Provided data:
------------------------------------------------------------

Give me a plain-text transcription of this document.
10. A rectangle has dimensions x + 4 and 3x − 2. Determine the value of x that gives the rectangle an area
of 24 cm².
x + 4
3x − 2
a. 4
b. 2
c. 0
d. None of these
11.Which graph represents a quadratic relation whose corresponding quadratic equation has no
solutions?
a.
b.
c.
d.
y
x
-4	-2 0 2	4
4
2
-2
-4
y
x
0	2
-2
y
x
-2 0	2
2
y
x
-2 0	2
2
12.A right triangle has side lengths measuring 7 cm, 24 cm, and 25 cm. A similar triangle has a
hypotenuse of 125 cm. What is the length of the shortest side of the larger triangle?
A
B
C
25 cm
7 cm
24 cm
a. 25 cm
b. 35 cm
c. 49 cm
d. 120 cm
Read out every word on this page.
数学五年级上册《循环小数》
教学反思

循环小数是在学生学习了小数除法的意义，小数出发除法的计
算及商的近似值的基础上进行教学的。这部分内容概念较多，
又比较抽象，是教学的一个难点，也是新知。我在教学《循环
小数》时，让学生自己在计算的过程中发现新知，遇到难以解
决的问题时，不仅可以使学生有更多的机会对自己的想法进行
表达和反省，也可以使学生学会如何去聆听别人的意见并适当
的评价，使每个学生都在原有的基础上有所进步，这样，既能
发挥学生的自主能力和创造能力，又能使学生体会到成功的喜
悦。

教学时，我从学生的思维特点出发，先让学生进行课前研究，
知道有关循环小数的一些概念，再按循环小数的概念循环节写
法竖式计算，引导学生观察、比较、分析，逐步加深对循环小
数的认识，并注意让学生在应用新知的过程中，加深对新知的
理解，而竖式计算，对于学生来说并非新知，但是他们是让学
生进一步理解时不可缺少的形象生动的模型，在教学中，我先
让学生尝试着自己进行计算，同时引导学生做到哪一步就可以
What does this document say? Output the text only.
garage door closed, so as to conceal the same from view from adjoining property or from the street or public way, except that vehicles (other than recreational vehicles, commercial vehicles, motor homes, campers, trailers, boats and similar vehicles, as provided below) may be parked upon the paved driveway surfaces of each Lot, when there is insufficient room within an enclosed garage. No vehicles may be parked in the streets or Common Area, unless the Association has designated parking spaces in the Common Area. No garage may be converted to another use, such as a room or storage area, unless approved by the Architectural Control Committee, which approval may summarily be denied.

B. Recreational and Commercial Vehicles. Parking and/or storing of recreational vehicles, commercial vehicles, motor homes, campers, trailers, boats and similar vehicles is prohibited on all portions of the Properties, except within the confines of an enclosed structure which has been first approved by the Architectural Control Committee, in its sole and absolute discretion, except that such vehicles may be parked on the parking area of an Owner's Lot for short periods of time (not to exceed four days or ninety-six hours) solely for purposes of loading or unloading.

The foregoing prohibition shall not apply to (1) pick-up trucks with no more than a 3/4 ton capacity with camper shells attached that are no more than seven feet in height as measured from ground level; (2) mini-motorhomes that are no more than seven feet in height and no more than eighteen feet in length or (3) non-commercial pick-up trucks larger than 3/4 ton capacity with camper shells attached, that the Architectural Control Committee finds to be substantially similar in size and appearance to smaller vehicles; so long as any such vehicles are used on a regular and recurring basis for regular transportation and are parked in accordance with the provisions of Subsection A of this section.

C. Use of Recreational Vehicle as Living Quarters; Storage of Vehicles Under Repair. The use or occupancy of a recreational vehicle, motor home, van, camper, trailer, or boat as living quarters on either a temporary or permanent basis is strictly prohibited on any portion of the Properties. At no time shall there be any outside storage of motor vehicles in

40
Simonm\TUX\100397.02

------------------------------------------------------------

Written exercise:
What is the number of lines in the records that contain the word "triangle"? Answer with the number and nothing else.

Exercise answer:
2